■ **EXERCISE BRIEF**
Only the number is wanted: count the lines that contain "Very".
-- begin --
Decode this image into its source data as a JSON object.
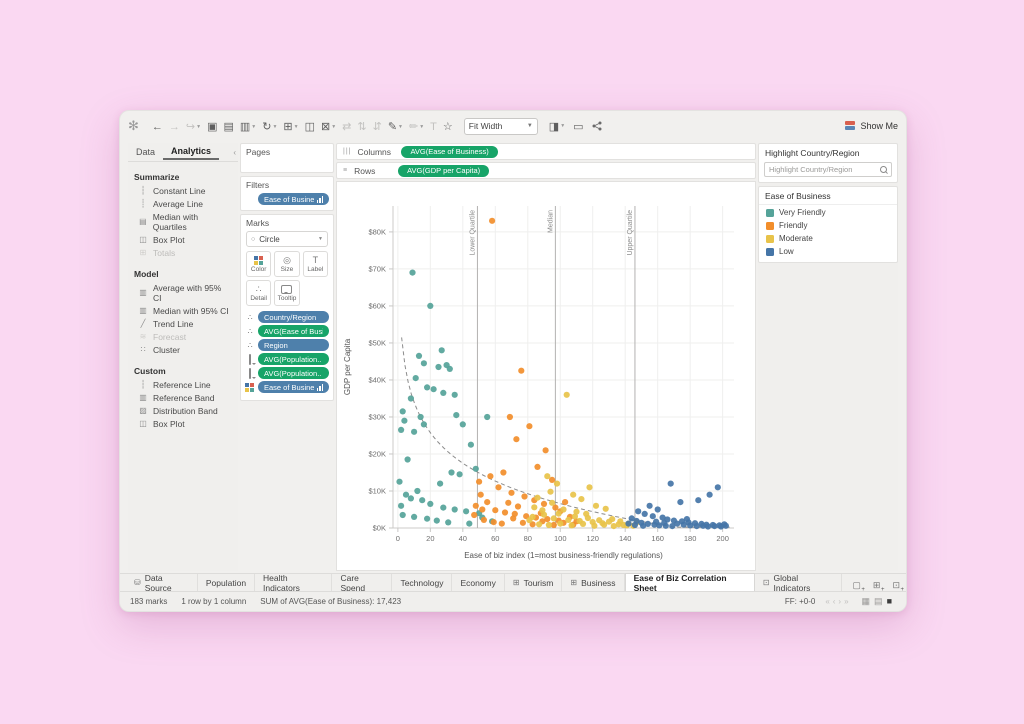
{
  "toolbar": {
    "fit_selector": "Fit Width",
    "show_me_label": "Show Me",
    "icons": [
      {
        "name": "undo-icon",
        "glyph": "←"
      },
      {
        "name": "redo-icon",
        "glyph": "→",
        "dim": true
      },
      {
        "name": "replay-icon",
        "glyph": "↪",
        "dim": true,
        "caret": true
      },
      {
        "name": "save-icon",
        "glyph": "▣"
      },
      {
        "name": "new-datasource-icon",
        "glyph": "▤"
      },
      {
        "name": "pause-updates-icon",
        "glyph": "▥",
        "caret": true
      },
      {
        "name": "run-update-icon",
        "glyph": "↻",
        "caret": true
      },
      {
        "name": "new-worksheet-icon",
        "glyph": "⊞",
        "caret": true
      },
      {
        "name": "duplicate-sheet-icon",
        "glyph": "◫"
      },
      {
        "name": "clear-sheet-icon",
        "glyph": "⊠",
        "caret": true
      },
      {
        "name": "swap-axes-icon",
        "glyph": "⇄",
        "dim": true
      },
      {
        "name": "sort-ascending-icon",
        "glyph": "⇅",
        "dim": true
      },
      {
        "name": "sort-descending-icon",
        "glyph": "⇵",
        "dim": true
      },
      {
        "name": "highlight-icon",
        "glyph": "✎",
        "caret": true
      },
      {
        "name": "format-icon",
        "glyph": "✏",
        "dim": true,
        "caret": true
      },
      {
        "name": "text-label-icon",
        "glyph": "T",
        "dim": true
      },
      {
        "name": "pin-icon",
        "glyph": "☆"
      }
    ]
  },
  "left_panel": {
    "tabs": [
      "Data",
      "Analytics"
    ],
    "active_tab": "Analytics",
    "collapse_glyph": "‹",
    "sections": [
      {
        "title": "Summarize",
        "items": [
          {
            "label": "Constant Line",
            "glyph": "┆"
          },
          {
            "label": "Average Line",
            "glyph": "┊"
          },
          {
            "label": "Median with Quartiles",
            "glyph": "▤"
          },
          {
            "label": "Box Plot",
            "glyph": "◫"
          },
          {
            "label": "Totals",
            "glyph": "⊞",
            "disabled": true
          }
        ]
      },
      {
        "title": "Model",
        "items": [
          {
            "label": "Average with 95% CI",
            "glyph": "▥"
          },
          {
            "label": "Median with 95% CI",
            "glyph": "▥"
          },
          {
            "label": "Trend Line",
            "glyph": "╱"
          },
          {
            "label": "Forecast",
            "glyph": "≋",
            "disabled": true
          },
          {
            "label": "Cluster",
            "glyph": "∷"
          }
        ]
      },
      {
        "title": "Custom",
        "items": [
          {
            "label": "Reference Line",
            "glyph": "┆"
          },
          {
            "label": "Reference Band",
            "glyph": "▥"
          },
          {
            "label": "Distribution Band",
            "glyph": "▨"
          },
          {
            "label": "Box Plot",
            "glyph": "◫"
          }
        ]
      }
    ]
  },
  "mid_panel": {
    "pages_label": "Pages",
    "filters_label": "Filters",
    "filter_pills": [
      {
        "label": "Ease of Business (cl..",
        "color": "blue",
        "trail": "bars"
      }
    ],
    "marks_label": "Marks",
    "mark_type_selector": "Circle",
    "mark_buttons": [
      {
        "label": "Color",
        "icon": "color-icon"
      },
      {
        "label": "Size",
        "icon": "size-icon"
      },
      {
        "label": "Label",
        "icon": "label-icon"
      },
      {
        "label": "Detail",
        "icon": "detail-icon"
      },
      {
        "label": "Tooltip",
        "icon": "tooltip-icon"
      }
    ],
    "mark_pills": [
      {
        "label": "Country/Region",
        "color": "blue",
        "lead": "detail"
      },
      {
        "label": "AVG(Ease of Busi..",
        "color": "green",
        "lead": "detail"
      },
      {
        "label": "Region",
        "color": "blue",
        "lead": "detail"
      },
      {
        "label": "AVG(Population..",
        "color": "green",
        "lead": "tooltip"
      },
      {
        "label": "AVG(Population..",
        "color": "green",
        "lead": "tooltip"
      },
      {
        "label": "Ease of Busine..",
        "color": "blue",
        "lead": "color",
        "trail": "bars"
      }
    ]
  },
  "shelves": {
    "columns_label": "Columns",
    "columns_pills": [
      "AVG(Ease of Business)"
    ],
    "rows_label": "Rows",
    "rows_pills": [
      "AVG(GDP per Capita)"
    ]
  },
  "chart_data": {
    "type": "scatter",
    "xlabel": "Ease of biz index (1=most business-friendly regulations)",
    "ylabel": "GDP per Capita",
    "xlim": [
      -3,
      207
    ],
    "ylim": [
      0,
      87
    ],
    "x_ticks": [
      0,
      20,
      40,
      60,
      80,
      100,
      120,
      140,
      160,
      180,
      200
    ],
    "y_ticks": [
      0,
      10,
      20,
      30,
      40,
      50,
      60,
      70,
      80
    ],
    "y_tick_prefix": "$",
    "y_tick_suffix": "K",
    "grid": true,
    "reference_lines": [
      {
        "value": 49,
        "label": "Lower Quartile"
      },
      {
        "value": 97,
        "label": "Median"
      },
      {
        "value": 146,
        "label": "Upper Quartile"
      }
    ],
    "trend_line": {
      "style": "dashed",
      "model": "y = a - b*ln(x)",
      "a": 61.4,
      "b": 11.9,
      "x_start": 2.3,
      "x_end": 205
    },
    "series": [
      {
        "name": "Very Friendly",
        "color": "#55a399",
        "points": [
          [
            9,
            69
          ],
          [
            20,
            60
          ],
          [
            27,
            48
          ],
          [
            13,
            46.5
          ],
          [
            16,
            44.5
          ],
          [
            25,
            43.5
          ],
          [
            11,
            40.5
          ],
          [
            30,
            44
          ],
          [
            32,
            43
          ],
          [
            18,
            38
          ],
          [
            22,
            37.5
          ],
          [
            28,
            36.5
          ],
          [
            35,
            36
          ],
          [
            8,
            35
          ],
          [
            3,
            31.5
          ],
          [
            14,
            30
          ],
          [
            4,
            29
          ],
          [
            16,
            28
          ],
          [
            36,
            30.5
          ],
          [
            40,
            28
          ],
          [
            2,
            26.5
          ],
          [
            10,
            26
          ],
          [
            45,
            22.5
          ],
          [
            55,
            30
          ],
          [
            6,
            18.5
          ],
          [
            33,
            15
          ],
          [
            38,
            14.5
          ],
          [
            48,
            16
          ],
          [
            26,
            12
          ],
          [
            12,
            10
          ],
          [
            5,
            9
          ],
          [
            8,
            8
          ],
          [
            15,
            7.5
          ],
          [
            20,
            6.5
          ],
          [
            2,
            6
          ],
          [
            28,
            5.5
          ],
          [
            35,
            5
          ],
          [
            42,
            4.5
          ],
          [
            50,
            4
          ],
          [
            3,
            3.5
          ],
          [
            10,
            3
          ],
          [
            18,
            2.5
          ],
          [
            24,
            2
          ],
          [
            31,
            1.5
          ],
          [
            44,
            1.2
          ],
          [
            52,
            2.8
          ],
          [
            58,
            1.8
          ],
          [
            1,
            12.5
          ]
        ]
      },
      {
        "name": "Friendly",
        "color": "#f28e2b",
        "points": [
          [
            58,
            83
          ],
          [
            76,
            42.5
          ],
          [
            69,
            30
          ],
          [
            81,
            27.5
          ],
          [
            91,
            21
          ],
          [
            73,
            24
          ],
          [
            86,
            16.5
          ],
          [
            65,
            15
          ],
          [
            57,
            14
          ],
          [
            50,
            12.5
          ],
          [
            62,
            11
          ],
          [
            95,
            13
          ],
          [
            70,
            9.5
          ],
          [
            78,
            8.5
          ],
          [
            84,
            7.5
          ],
          [
            90,
            6.5
          ],
          [
            97,
            5.5
          ],
          [
            103,
            7
          ],
          [
            55,
            7
          ],
          [
            48,
            6
          ],
          [
            52,
            5
          ],
          [
            60,
            4.8
          ],
          [
            66,
            4.2
          ],
          [
            72,
            3.8
          ],
          [
            79,
            3.2
          ],
          [
            85,
            2.8
          ],
          [
            92,
            2.4
          ],
          [
            99,
            2
          ],
          [
            106,
            3
          ],
          [
            110,
            1.8
          ],
          [
            47,
            3.5
          ],
          [
            53,
            2.2
          ],
          [
            59,
            1.6
          ],
          [
            64,
            1.2
          ],
          [
            71,
            2.6
          ],
          [
            77,
            1.4
          ],
          [
            83,
            1
          ],
          [
            89,
            1.8
          ],
          [
            96,
            0.8
          ],
          [
            102,
            1.4
          ],
          [
            108,
            0.9
          ],
          [
            51,
            9
          ],
          [
            68,
            6.8
          ],
          [
            74,
            5.8
          ],
          [
            88,
            4
          ],
          [
            100,
            4.5
          ]
        ]
      },
      {
        "name": "Moderate",
        "color": "#e8c34a",
        "points": [
          [
            104,
            36
          ],
          [
            92,
            14
          ],
          [
            98,
            12
          ],
          [
            118,
            11
          ],
          [
            108,
            9
          ],
          [
            113,
            7.8
          ],
          [
            86,
            8.2
          ],
          [
            95,
            6.8
          ],
          [
            122,
            6
          ],
          [
            128,
            5.2
          ],
          [
            102,
            5
          ],
          [
            110,
            4.4
          ],
          [
            116,
            3.8
          ],
          [
            90,
            3.6
          ],
          [
            83,
            3
          ],
          [
            96,
            2.6
          ],
          [
            105,
            2.2
          ],
          [
            112,
            1.9
          ],
          [
            120,
            1.6
          ],
          [
            126,
            1.3
          ],
          [
            132,
            2.4
          ],
          [
            137,
            1.8
          ],
          [
            142,
            1.2
          ],
          [
            87,
            1
          ],
          [
            93,
            0.8
          ],
          [
            100,
            1.2
          ],
          [
            107,
            0.7
          ],
          [
            114,
            1.1
          ],
          [
            121,
            0.6
          ],
          [
            127,
            0.9
          ],
          [
            133,
            0.5
          ],
          [
            139,
            0.8
          ],
          [
            145,
            0.6
          ],
          [
            84,
            5.6
          ],
          [
            89,
            4.8
          ],
          [
            99,
            3.9
          ],
          [
            109,
            3.1
          ],
          [
            117,
            2.7
          ],
          [
            124,
            2.1
          ],
          [
            130,
            1.7
          ],
          [
            136,
            1
          ],
          [
            141,
            0.7
          ],
          [
            147,
            1.5
          ],
          [
            94,
            9.8
          ],
          [
            81,
            2.1
          ]
        ]
      },
      {
        "name": "Low",
        "color": "#4575a7",
        "points": [
          [
            168,
            12
          ],
          [
            192,
            9
          ],
          [
            185,
            7.5
          ],
          [
            174,
            7
          ],
          [
            197,
            11
          ],
          [
            155,
            6
          ],
          [
            160,
            5
          ],
          [
            148,
            4.5
          ],
          [
            152,
            3.8
          ],
          [
            157,
            3.2
          ],
          [
            163,
            2.8
          ],
          [
            166,
            2.3
          ],
          [
            170,
            2
          ],
          [
            175,
            1.8
          ],
          [
            179,
            1.5
          ],
          [
            183,
            1.3
          ],
          [
            187,
            1.1
          ],
          [
            190,
            0.9
          ],
          [
            194,
            0.8
          ],
          [
            198,
            0.7
          ],
          [
            201,
            1
          ],
          [
            144,
            2.6
          ],
          [
            147,
            1.9
          ],
          [
            150,
            1.4
          ],
          [
            154,
            1.1
          ],
          [
            158,
            0.9
          ],
          [
            161,
            0.7
          ],
          [
            165,
            0.6
          ],
          [
            169,
            0.5
          ],
          [
            172,
            1.2
          ],
          [
            176,
            0.9
          ],
          [
            180,
            0.7
          ],
          [
            184,
            0.5
          ],
          [
            188,
            0.6
          ],
          [
            191,
            0.4
          ],
          [
            195,
            0.5
          ],
          [
            199,
            0.4
          ],
          [
            142,
            1.2
          ],
          [
            146,
            0.8
          ],
          [
            151,
            0.6
          ],
          [
            159,
            1.7
          ],
          [
            164,
            1.4
          ],
          [
            178,
            2.4
          ],
          [
            202,
            0.6
          ]
        ]
      }
    ]
  },
  "right_panel": {
    "highlight_title": "Highlight Country/Region",
    "highlight_placeholder": "Highlight Country/Region",
    "legend_title": "Ease of Business",
    "legend_items": [
      {
        "label": "Very Friendly",
        "color": "#55a399"
      },
      {
        "label": "Friendly",
        "color": "#f28e2b"
      },
      {
        "label": "Moderate",
        "color": "#e8c34a"
      },
      {
        "label": "Low",
        "color": "#4575a7"
      }
    ]
  },
  "bottom_tabs": {
    "tabs": [
      {
        "label": "Data Source",
        "icon": "datasource-icon",
        "glyph": "⛁"
      },
      {
        "label": "Population"
      },
      {
        "label": "Health Indicators"
      },
      {
        "label": "Care Spend"
      },
      {
        "label": "Technology"
      },
      {
        "label": "Economy"
      },
      {
        "label": "Tourism",
        "icon": "dashboard-icon",
        "glyph": "⊞"
      },
      {
        "label": "Business",
        "icon": "dashboard-icon",
        "glyph": "⊞"
      },
      {
        "label": "Ease of Biz Correlation Sheet",
        "active": true
      },
      {
        "label": "Global Indicators",
        "icon": "story-icon",
        "glyph": "⊡"
      }
    ],
    "new_buttons": [
      {
        "name": "new-worksheet-button",
        "glyph": "▢"
      },
      {
        "name": "new-dashboard-button",
        "glyph": "⊞"
      },
      {
        "name": "new-story-button",
        "glyph": "⊡"
      }
    ]
  },
  "status_bar": {
    "marks": "183 marks",
    "size": "1 row by 1 column",
    "aggregate": "SUM of AVG(Ease of Business): 17,423",
    "right_text": "FF: +0-0"
  }
}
-- end --
■ **CORRECT RESULT**
2